Give every line of the material again, exactly as written.
====== THE DATA
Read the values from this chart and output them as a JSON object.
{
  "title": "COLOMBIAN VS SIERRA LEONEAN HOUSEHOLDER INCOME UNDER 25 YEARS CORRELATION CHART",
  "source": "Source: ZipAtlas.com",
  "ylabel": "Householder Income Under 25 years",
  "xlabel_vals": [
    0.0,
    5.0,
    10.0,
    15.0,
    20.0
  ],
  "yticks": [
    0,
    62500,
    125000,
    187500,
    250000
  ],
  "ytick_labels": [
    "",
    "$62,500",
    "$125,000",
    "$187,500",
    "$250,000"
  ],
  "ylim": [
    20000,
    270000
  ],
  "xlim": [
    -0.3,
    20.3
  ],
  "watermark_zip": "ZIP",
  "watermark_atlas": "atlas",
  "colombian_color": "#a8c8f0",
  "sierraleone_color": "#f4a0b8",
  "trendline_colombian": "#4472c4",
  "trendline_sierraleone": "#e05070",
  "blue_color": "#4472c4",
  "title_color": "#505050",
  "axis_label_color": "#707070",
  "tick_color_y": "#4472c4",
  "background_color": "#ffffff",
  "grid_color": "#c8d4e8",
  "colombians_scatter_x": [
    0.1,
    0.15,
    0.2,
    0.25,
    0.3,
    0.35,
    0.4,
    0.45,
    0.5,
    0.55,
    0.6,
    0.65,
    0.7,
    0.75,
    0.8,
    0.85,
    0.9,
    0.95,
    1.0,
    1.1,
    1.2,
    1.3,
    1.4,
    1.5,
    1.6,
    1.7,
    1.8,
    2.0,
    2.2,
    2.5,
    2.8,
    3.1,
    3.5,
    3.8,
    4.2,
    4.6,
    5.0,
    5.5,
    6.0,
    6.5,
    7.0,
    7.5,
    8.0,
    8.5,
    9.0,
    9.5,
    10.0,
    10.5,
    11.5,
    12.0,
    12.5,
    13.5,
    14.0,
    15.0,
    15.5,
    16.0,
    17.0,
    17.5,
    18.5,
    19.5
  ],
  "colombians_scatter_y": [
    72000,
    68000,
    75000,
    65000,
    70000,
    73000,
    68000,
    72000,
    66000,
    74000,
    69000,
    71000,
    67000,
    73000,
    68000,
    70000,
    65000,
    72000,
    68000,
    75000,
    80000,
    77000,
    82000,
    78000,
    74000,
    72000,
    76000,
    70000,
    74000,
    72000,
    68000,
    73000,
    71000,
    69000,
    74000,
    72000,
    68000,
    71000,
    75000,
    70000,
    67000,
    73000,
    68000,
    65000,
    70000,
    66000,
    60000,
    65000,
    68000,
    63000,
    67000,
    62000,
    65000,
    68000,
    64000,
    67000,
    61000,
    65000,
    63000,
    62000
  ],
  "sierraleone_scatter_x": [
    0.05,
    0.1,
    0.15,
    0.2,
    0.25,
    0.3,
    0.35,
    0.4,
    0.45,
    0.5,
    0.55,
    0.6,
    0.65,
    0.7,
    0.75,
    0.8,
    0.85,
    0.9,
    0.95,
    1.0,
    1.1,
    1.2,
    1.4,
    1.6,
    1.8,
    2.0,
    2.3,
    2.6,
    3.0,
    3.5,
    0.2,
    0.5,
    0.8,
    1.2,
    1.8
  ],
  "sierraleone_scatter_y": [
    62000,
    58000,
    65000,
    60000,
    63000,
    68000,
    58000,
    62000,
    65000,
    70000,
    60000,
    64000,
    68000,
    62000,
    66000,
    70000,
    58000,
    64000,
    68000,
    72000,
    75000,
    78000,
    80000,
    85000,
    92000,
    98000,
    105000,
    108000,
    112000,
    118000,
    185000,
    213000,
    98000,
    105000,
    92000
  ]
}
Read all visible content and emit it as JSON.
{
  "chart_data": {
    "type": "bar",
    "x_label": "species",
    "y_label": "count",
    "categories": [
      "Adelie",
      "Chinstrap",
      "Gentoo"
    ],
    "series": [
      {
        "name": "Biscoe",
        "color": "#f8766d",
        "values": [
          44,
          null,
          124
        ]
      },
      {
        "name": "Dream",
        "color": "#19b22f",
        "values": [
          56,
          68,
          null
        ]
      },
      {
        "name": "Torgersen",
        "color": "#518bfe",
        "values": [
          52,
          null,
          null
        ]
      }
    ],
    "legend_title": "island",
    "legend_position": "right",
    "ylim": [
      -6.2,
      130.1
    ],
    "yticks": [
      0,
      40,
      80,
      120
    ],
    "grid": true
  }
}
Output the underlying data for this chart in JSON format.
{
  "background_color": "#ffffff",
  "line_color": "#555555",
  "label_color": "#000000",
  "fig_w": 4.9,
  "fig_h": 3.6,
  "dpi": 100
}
============
SOLUTION:
Read the values from this chart and output them as a JSON object.
{
  "title": "COLOMBIAN VS SIERRA LEONEAN HOUSEHOLDER INCOME UNDER 25 YEARS CORRELATION CHART",
  "source": "Source: ZipAtlas.com",
  "ylabel": "Householder Income Under 25 years",
  "xlabel_vals": [
    0.0,
    5.0,
    10.0,
    15.0,
    20.0
  ],
  "yticks": [
    0,
    62500,
    125000,
    187500,
    250000
  ],
  "ytick_labels": [
    "",
    "$62,500",
    "$125,000",
    "$187,500",
    "$250,000"
  ],
  "ylim": [
    20000,
    270000
  ],
  "xlim": [
    -0.3,
    20.3
  ],
  "watermark_zip": "ZIP",
  "watermark_atlas": "atlas",
  "colombian_color": "#a8c8f0",
  "sierraleone_color": "#f4a0b8",
  "trendline_colombian": "#4472c4",
  "trendline_sierraleone": "#e05070",
  "blue_color": "#4472c4",
  "title_color": "#505050",
  "axis_label_color": "#707070",
  "tick_color_y": "#4472c4",
  "background_color": "#ffffff",
  "grid_color": "#c8d4e8",
  "colombians_scatter_x": [
    0.1,
    0.15,
    0.2,
    0.25,
    0.3,
    0.35,
    0.4,
    0.45,
    0.5,
    0.55,
    0.6,
    0.65,
    0.7,
    0.75,
    0.8,
    0.85,
    0.9,
    0.95,
    1.0,
    1.1,
    1.2,
    1.3,
    1.4,
    1.5,
    1.6,
    1.7,
    1.8,
    2.0,
    2.2,
    2.5,
    2.8,
    3.1,
    3.5,
    3.8,
    4.2,
    4.6,
    5.0,
    5.5,
    6.0,
    6.5,
    7.0,
    7.5,
    8.0,
    8.5,
    9.0,
    9.5,
    10.0,
    10.5,
    11.5,
    12.0,
    12.5,
    13.5,
    14.0,
    15.0,
    15.5,
    16.0,
    17.0,
    17.5,
    18.5,
    19.5
  ],
  "colombians_scatter_y": [
    72000,
    68000,
    75000,
    65000,
    70000,
    73000,
    68000,
    72000,
    66000,
    74000,
    69000,
    71000,
    67000,
    73000,
    68000,
    70000,
    65000,
    72000,
    68000,
    75000,
    80000,
    77000,
    82000,
    78000,
    74000,
    72000,
    76000,
    70000,
    74000,
    72000,
    68000,
    73000,
    71000,
    69000,
    74000,
    72000,
    68000,
    71000,
    75000,
    70000,
    67000,
    73000,
    68000,
    65000,
    70000,
    66000,
    60000,
    65000,
    68000,
    63000,
    67000,
    62000,
    65000,
    68000,
    64000,
    67000,
    61000,
    65000,
    63000,
    62000
  ],
  "sierraleone_scatter_x": [
    0.05,
    0.1,
    0.15,
    0.2,
    0.25,
    0.3,
    0.35,
    0.4,
    0.45,
    0.5,
    0.55,
    0.6,
    0.65,
    0.7,
    0.75,
    0.8,
    0.85,
    0.9,
    0.95,
    1.0,
    1.1,
    1.2,
    1.4,
    1.6,
    1.8,
    2.0,
    2.3,
    2.6,
    3.0,
    3.5,
    0.2,
    0.5,
    0.8,
    1.2,
    1.8
  ],
  "sierraleone_scatter_y": [
    62000,
    58000,
    65000,
    60000,
    63000,
    68000,
    58000,
    62000,
    65000,
    70000,
    60000,
    64000,
    68000,
    62000,
    66000,
    70000,
    58000,
    64000,
    68000,
    72000,
    75000,
    78000,
    80000,
    85000,
    92000,
    98000,
    105000,
    108000,
    112000,
    118000,
    185000,
    213000,
    98000,
    105000,
    92000
  ]
}
Read all visible content and emit it as JSON.
{
  "chart_data": {
    "type": "bar",
    "x_label": "species",
    "y_label": "count",
    "categories": [
      "Adelie",
      "Chinstrap",
      "Gentoo"
    ],
    "series": [
      {
        "name": "Biscoe",
        "color": "#f8766d",
        "values": [
          44,
          null,
          124
        ]
      },
      {
        "name": "Dream",
        "color": "#19b22f",
        "values": [
          56,
          68,
          null
        ]
      },
      {
        "name": "Torgersen",
        "color": "#518bfe",
        "values": [
          52,
          null,
          null
        ]
      }
    ],
    "legend_title": "island",
    "legend_position": "right",
    "ylim": [
      -6.2,
      130.1
    ],
    "yticks": [
      0,
      40,
      80,
      120
    ],
    "grid": true
  }
}
Output the underlying data for this chart in JSON format.
{
  "background_color": "#ffffff",
  "line_color": "#555555",
  "label_color": "#000000",
  "fig_w": 4.9,
  "fig_h": 3.6,
  "dpi": 100
}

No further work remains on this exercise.